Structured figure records
════════

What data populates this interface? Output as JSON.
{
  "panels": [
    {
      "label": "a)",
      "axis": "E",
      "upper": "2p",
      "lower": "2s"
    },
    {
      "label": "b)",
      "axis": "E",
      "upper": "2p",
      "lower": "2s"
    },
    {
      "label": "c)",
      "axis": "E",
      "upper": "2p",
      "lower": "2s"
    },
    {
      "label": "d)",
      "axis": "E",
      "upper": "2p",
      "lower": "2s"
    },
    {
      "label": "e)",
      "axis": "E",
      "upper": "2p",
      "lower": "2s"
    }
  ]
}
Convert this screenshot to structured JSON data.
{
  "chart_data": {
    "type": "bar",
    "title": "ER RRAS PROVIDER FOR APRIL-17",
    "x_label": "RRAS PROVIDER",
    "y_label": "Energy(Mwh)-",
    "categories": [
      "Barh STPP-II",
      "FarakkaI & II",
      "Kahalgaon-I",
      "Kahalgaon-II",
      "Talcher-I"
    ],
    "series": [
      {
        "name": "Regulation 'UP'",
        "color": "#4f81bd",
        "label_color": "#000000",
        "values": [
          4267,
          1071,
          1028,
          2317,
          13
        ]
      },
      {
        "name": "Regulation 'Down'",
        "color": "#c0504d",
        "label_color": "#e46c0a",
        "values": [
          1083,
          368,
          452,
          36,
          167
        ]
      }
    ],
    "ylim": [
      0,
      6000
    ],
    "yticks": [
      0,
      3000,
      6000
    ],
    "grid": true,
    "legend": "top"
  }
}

════════

What to produce: Go through the listing above and work out how many lines contain the string "this". Reply with the number alone.

The completed task: 2